Dataset listings of figures
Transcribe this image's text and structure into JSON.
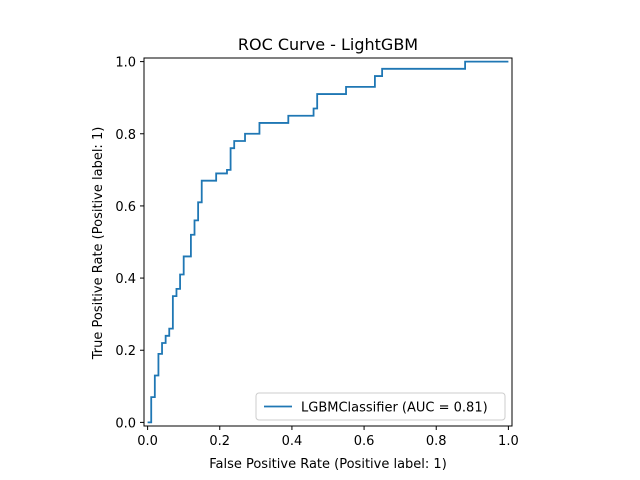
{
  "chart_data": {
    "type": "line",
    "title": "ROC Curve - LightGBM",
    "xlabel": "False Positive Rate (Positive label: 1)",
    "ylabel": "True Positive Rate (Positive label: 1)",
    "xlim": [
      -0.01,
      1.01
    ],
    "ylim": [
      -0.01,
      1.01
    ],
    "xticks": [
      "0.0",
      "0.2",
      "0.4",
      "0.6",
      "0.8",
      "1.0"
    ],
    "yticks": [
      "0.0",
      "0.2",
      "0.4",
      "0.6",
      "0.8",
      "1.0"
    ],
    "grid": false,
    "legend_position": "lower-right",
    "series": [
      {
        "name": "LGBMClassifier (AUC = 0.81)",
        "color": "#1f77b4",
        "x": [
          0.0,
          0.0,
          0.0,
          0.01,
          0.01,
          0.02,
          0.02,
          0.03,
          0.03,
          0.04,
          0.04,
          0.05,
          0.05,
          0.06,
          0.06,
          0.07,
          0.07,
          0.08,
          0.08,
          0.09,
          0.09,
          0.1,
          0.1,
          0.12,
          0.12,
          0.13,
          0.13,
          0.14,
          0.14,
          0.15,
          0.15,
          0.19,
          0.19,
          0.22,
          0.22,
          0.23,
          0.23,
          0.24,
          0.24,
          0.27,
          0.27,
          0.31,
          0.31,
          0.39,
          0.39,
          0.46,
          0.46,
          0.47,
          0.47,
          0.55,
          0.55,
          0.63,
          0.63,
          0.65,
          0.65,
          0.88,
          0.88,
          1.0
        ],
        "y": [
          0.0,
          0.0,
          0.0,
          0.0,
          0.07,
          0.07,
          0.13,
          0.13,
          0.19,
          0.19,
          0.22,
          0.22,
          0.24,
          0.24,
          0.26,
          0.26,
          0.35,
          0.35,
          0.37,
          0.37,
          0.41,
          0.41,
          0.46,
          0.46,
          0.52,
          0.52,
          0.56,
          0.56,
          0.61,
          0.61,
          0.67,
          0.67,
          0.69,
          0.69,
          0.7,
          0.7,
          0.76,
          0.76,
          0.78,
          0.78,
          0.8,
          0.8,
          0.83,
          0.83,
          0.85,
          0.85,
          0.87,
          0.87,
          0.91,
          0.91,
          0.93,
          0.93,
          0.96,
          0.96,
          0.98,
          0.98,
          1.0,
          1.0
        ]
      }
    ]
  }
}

# Exercise brief:
Say how many lines in the records above hold "Rate", and give no other text.

# Result of the exercise:
2